(Data records)
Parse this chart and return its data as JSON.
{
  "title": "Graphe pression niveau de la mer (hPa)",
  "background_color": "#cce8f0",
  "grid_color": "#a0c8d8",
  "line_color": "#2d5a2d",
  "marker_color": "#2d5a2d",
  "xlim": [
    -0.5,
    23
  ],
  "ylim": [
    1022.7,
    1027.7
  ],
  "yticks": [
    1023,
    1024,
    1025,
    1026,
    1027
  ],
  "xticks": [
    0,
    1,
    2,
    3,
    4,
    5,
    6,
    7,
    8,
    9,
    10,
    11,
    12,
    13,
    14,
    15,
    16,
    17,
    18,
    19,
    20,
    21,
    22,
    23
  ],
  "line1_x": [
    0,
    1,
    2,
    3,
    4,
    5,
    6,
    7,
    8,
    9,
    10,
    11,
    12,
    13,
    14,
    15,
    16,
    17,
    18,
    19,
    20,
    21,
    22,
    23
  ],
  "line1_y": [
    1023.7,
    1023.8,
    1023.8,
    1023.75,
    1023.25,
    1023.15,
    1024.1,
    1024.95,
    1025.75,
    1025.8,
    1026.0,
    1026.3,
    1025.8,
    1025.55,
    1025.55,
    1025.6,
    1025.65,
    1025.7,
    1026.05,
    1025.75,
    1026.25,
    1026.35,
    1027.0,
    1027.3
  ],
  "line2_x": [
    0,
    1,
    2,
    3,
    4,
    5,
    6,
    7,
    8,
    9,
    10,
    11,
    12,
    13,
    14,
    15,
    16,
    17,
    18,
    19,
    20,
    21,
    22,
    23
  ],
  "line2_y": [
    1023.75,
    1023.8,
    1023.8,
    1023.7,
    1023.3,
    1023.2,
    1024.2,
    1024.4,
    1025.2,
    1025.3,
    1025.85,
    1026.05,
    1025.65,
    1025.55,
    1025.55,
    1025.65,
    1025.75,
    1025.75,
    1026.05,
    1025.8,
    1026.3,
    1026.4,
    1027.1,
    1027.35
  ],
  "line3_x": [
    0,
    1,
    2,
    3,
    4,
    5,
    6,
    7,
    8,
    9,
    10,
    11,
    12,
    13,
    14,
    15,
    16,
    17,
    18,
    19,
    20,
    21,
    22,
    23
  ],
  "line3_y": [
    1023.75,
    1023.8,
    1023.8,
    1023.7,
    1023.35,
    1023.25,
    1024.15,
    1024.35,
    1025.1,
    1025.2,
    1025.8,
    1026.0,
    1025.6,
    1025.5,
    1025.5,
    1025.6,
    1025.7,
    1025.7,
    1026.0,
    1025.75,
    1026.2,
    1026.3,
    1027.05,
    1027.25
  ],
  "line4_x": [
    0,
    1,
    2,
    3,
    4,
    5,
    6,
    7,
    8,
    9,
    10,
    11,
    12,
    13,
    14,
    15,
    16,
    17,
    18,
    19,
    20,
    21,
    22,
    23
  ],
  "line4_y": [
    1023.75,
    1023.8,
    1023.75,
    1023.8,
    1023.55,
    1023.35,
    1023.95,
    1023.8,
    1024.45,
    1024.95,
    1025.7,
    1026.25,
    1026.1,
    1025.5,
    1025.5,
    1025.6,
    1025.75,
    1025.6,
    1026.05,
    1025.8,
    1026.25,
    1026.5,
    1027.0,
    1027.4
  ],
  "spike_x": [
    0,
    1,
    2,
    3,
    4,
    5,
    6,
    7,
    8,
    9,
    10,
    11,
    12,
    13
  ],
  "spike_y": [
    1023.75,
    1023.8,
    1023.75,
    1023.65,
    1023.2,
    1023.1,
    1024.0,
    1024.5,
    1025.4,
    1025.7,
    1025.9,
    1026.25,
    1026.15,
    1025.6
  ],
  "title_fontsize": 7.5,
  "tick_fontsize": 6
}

* **To do**: Reproduce the full listing above, character for character.

* **Reply to the exercise**:
Parse this chart and return its data as JSON.
{
  "title": "Graphe pression niveau de la mer (hPa)",
  "background_color": "#cce8f0",
  "grid_color": "#a0c8d8",
  "line_color": "#2d5a2d",
  "marker_color": "#2d5a2d",
  "xlim": [
    -0.5,
    23
  ],
  "ylim": [
    1022.7,
    1027.7
  ],
  "yticks": [
    1023,
    1024,
    1025,
    1026,
    1027
  ],
  "xticks": [
    0,
    1,
    2,
    3,
    4,
    5,
    6,
    7,
    8,
    9,
    10,
    11,
    12,
    13,
    14,
    15,
    16,
    17,
    18,
    19,
    20,
    21,
    22,
    23
  ],
  "line1_x": [
    0,
    1,
    2,
    3,
    4,
    5,
    6,
    7,
    8,
    9,
    10,
    11,
    12,
    13,
    14,
    15,
    16,
    17,
    18,
    19,
    20,
    21,
    22,
    23
  ],
  "line1_y": [
    1023.7,
    1023.8,
    1023.8,
    1023.75,
    1023.25,
    1023.15,
    1024.1,
    1024.95,
    1025.75,
    1025.8,
    1026.0,
    1026.3,
    1025.8,
    1025.55,
    1025.55,
    1025.6,
    1025.65,
    1025.7,
    1026.05,
    1025.75,
    1026.25,
    1026.35,
    1027.0,
    1027.3
  ],
  "line2_x": [
    0,
    1,
    2,
    3,
    4,
    5,
    6,
    7,
    8,
    9,
    10,
    11,
    12,
    13,
    14,
    15,
    16,
    17,
    18,
    19,
    20,
    21,
    22,
    23
  ],
  "line2_y": [
    1023.75,
    1023.8,
    1023.8,
    1023.7,
    1023.3,
    1023.2,
    1024.2,
    1024.4,
    1025.2,
    1025.3,
    1025.85,
    1026.05,
    1025.65,
    1025.55,
    1025.55,
    1025.65,
    1025.75,
    1025.75,
    1026.05,
    1025.8,
    1026.3,
    1026.4,
    1027.1,
    1027.35
  ],
  "line3_x": [
    0,
    1,
    2,
    3,
    4,
    5,
    6,
    7,
    8,
    9,
    10,
    11,
    12,
    13,
    14,
    15,
    16,
    17,
    18,
    19,
    20,
    21,
    22,
    23
  ],
  "line3_y": [
    1023.75,
    1023.8,
    1023.8,
    1023.7,
    1023.35,
    1023.25,
    1024.15,
    1024.35,
    1025.1,
    1025.2,
    1025.8,
    1026.0,
    1025.6,
    1025.5,
    1025.5,
    1025.6,
    1025.7,
    1025.7,
    1026.0,
    1025.75,
    1026.2,
    1026.3,
    1027.05,
    1027.25
  ],
  "line4_x": [
    0,
    1,
    2,
    3,
    4,
    5,
    6,
    7,
    8,
    9,
    10,
    11,
    12,
    13,
    14,
    15,
    16,
    17,
    18,
    19,
    20,
    21,
    22,
    23
  ],
  "line4_y": [
    1023.75,
    1023.8,
    1023.75,
    1023.8,
    1023.55,
    1023.35,
    1023.95,
    1023.8,
    1024.45,
    1024.95,
    1025.7,
    1026.25,
    1026.1,
    1025.5,
    1025.5,
    1025.6,
    1025.75,
    1025.6,
    1026.05,
    1025.8,
    1026.25,
    1026.5,
    1027.0,
    1027.4
  ],
  "spike_x": [
    0,
    1,
    2,
    3,
    4,
    5,
    6,
    7,
    8,
    9,
    10,
    11,
    12,
    13
  ],
  "spike_y": [
    1023.75,
    1023.8,
    1023.75,
    1023.65,
    1023.2,
    1023.1,
    1024.0,
    1024.5,
    1025.4,
    1025.7,
    1025.9,
    1026.25,
    1026.15,
    1025.6
  ],
  "title_fontsize": 7.5,
  "tick_fontsize": 6
}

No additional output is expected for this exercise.